Data excerpts:
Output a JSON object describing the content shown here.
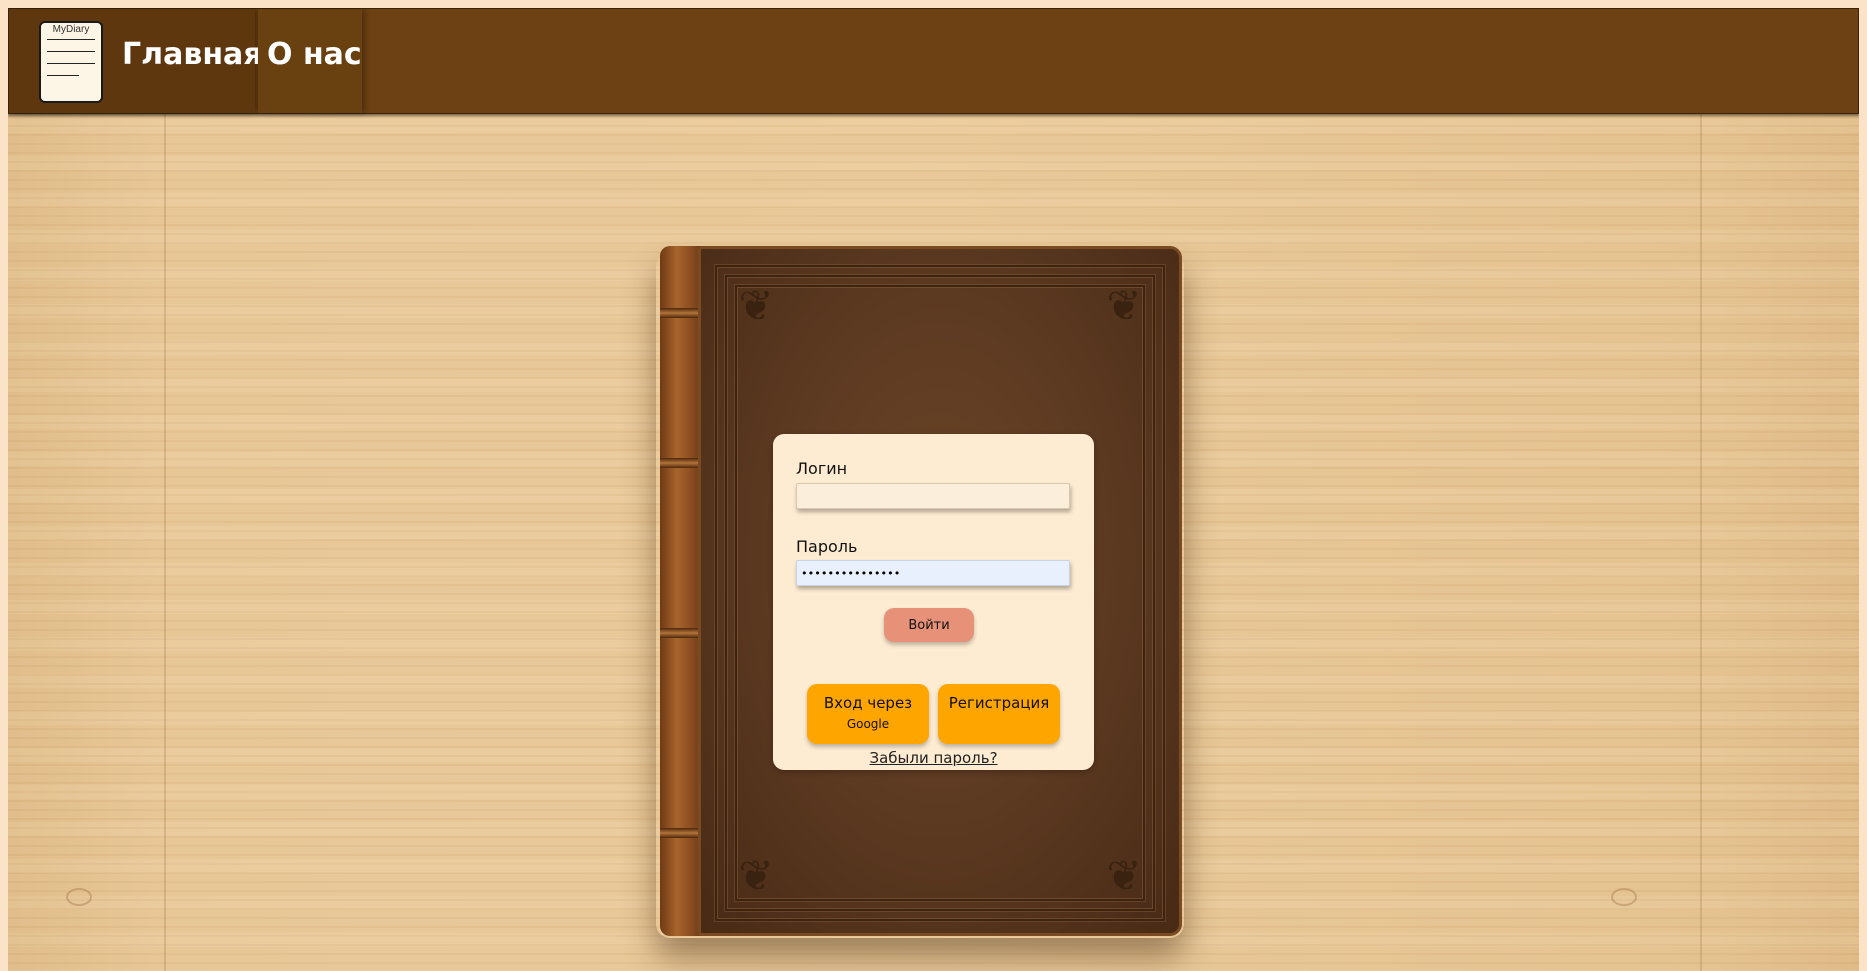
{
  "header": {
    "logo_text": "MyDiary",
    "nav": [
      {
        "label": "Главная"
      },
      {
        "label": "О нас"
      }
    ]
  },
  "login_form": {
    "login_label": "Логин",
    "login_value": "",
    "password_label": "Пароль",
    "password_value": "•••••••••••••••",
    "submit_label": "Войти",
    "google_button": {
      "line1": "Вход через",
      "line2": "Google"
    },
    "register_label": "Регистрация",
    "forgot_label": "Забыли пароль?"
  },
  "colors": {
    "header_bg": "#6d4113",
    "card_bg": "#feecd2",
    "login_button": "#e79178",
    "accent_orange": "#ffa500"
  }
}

---

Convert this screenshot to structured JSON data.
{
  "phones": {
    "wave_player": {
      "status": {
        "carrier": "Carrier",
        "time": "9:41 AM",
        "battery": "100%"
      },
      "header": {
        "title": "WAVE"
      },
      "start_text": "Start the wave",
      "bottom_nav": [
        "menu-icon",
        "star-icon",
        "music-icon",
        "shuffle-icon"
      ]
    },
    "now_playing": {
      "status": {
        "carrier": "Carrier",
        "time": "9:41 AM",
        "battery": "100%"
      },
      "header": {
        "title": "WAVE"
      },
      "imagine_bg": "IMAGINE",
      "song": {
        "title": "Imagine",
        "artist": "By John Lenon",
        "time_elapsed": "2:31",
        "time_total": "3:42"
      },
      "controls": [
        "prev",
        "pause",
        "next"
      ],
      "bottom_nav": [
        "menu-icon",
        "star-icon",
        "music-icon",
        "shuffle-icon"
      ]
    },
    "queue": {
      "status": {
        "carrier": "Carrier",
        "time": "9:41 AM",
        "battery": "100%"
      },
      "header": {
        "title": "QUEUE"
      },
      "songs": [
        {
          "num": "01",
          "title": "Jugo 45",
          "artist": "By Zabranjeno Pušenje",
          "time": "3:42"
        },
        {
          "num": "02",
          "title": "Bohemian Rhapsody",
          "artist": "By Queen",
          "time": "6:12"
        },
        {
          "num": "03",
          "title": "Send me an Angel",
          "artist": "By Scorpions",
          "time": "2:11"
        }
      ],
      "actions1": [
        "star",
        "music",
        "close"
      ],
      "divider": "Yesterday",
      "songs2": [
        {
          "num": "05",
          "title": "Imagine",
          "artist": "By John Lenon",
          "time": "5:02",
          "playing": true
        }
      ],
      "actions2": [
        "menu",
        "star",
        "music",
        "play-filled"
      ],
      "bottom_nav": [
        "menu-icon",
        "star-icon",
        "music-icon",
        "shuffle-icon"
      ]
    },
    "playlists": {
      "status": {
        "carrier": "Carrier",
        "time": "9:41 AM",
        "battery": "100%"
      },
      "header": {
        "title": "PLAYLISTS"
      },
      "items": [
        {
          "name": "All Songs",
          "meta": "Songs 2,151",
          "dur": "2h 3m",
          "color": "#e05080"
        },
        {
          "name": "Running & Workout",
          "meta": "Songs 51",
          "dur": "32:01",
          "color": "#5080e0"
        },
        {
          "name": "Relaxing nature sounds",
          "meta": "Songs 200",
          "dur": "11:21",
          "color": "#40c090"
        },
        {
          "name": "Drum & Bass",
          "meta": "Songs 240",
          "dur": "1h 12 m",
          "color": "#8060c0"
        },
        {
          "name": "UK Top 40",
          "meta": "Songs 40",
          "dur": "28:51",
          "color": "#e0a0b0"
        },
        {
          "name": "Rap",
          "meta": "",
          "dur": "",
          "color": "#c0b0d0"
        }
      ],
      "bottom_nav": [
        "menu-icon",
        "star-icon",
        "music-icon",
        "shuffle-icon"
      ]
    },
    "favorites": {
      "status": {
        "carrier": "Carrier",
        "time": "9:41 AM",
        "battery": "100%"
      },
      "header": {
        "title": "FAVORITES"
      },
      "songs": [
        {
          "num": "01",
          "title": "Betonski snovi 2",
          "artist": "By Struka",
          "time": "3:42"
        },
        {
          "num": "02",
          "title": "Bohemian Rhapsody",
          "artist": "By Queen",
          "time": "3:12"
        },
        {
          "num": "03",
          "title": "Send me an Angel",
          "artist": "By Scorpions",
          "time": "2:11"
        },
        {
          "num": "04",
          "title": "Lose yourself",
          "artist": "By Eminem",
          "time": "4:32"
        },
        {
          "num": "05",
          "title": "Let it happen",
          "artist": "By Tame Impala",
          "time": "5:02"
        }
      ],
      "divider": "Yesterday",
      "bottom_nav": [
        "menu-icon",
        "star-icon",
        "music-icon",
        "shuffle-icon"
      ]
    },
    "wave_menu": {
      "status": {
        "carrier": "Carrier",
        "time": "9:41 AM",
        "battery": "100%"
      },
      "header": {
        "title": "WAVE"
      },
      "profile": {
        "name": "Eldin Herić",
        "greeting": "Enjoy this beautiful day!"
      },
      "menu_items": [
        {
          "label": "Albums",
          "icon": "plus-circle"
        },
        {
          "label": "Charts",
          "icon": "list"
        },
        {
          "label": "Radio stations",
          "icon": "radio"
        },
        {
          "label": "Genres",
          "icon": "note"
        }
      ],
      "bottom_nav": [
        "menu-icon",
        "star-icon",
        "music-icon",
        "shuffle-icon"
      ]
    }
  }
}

...

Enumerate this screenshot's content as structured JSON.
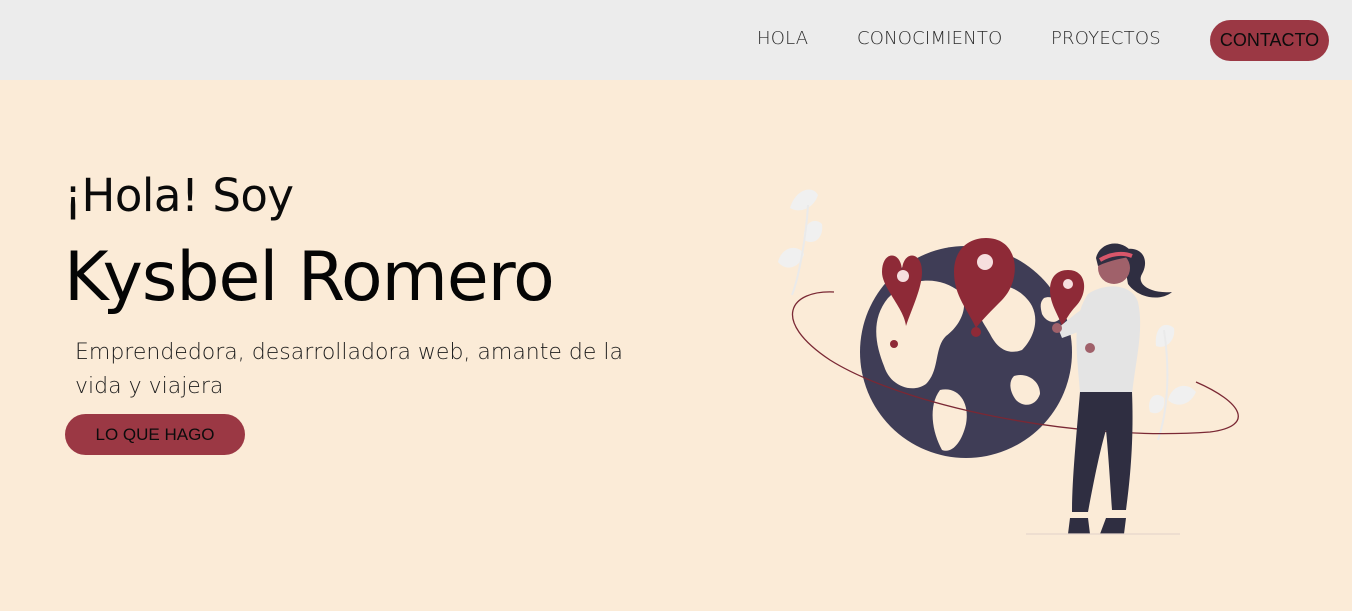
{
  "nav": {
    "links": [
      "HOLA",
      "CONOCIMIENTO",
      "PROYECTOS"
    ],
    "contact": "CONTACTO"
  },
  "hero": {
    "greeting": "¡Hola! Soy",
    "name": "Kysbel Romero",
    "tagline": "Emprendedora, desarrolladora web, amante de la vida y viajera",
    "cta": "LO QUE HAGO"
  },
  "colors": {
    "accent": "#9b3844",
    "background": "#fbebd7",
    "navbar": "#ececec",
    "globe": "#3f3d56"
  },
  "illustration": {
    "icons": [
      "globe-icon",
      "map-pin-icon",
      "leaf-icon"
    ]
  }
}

§ **EXERCISE INSTRUCTIONS**: Track down the lines that include the word "this" and copy them.

§ **TASK SOLUTION**:
Convert this screenshot to structured JSON data.
        "greeting": "Enjoy this beautiful day!"
Enumerate this screenshot's content as structured JSON.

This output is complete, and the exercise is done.